REQUEST ▸ In the listing that follows, count every line with the word "мнение" in it and write only the total.
::: PROVIDED INFORMATION :::
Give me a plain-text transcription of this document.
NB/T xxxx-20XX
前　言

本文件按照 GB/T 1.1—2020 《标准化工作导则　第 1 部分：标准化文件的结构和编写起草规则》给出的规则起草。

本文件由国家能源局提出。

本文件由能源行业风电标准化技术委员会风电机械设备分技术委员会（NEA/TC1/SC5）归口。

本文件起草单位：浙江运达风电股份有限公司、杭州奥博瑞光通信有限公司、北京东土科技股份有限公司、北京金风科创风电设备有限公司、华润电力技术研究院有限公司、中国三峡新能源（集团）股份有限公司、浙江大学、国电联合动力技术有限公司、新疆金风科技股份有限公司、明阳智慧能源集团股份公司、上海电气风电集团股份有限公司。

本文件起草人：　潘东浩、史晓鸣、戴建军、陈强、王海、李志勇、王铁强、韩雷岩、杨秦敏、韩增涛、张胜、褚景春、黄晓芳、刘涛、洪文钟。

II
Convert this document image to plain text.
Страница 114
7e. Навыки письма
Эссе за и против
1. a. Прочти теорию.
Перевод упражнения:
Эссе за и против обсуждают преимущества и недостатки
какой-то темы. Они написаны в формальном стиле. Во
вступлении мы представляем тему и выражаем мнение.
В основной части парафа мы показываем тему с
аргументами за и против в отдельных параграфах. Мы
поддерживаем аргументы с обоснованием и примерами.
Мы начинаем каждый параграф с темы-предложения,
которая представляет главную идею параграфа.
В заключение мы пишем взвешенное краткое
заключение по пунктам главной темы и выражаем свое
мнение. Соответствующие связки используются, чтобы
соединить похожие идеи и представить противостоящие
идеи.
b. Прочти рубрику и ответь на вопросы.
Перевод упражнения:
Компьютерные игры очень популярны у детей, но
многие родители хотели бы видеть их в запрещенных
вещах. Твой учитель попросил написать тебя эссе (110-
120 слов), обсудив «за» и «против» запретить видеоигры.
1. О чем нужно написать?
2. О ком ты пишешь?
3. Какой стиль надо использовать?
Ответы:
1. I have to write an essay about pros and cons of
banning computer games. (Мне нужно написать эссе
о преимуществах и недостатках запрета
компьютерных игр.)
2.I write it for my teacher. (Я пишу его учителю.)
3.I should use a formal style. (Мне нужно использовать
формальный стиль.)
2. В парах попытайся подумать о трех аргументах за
:::
RESPONSE FOR THIS EXERCISE ▸ 2